— begin —

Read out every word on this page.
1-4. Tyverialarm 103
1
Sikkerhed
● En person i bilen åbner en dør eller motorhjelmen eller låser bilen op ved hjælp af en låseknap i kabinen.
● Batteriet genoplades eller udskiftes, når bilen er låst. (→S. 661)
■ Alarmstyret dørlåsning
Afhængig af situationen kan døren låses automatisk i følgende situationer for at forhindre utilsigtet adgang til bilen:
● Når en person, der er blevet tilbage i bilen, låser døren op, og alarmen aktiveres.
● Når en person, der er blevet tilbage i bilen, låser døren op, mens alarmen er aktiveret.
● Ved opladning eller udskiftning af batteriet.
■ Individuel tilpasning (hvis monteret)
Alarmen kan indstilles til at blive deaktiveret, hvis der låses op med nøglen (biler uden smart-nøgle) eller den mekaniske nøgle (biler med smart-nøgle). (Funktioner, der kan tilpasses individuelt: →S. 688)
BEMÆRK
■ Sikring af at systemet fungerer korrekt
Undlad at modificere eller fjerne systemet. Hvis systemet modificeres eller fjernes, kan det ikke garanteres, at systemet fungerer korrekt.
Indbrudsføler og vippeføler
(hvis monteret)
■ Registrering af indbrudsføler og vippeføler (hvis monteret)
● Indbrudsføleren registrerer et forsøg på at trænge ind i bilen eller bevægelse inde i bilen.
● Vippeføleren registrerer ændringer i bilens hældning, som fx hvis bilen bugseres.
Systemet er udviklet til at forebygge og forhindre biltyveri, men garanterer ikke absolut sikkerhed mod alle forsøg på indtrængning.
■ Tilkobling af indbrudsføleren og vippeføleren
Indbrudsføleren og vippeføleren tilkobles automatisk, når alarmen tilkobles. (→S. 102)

— end —

§ WHAT TO PRODUCE: Identify each line holding the string "registrerer", and copy it out.

§ COMPLETE OUTPUT:
● Indbrudsføleren registrerer et forsøg på at trænge ind i bilen eller bevægelse inde i bilen.
● Vippeføleren registrerer ændringer i bilens hældning, som fx hvis bilen bugseres.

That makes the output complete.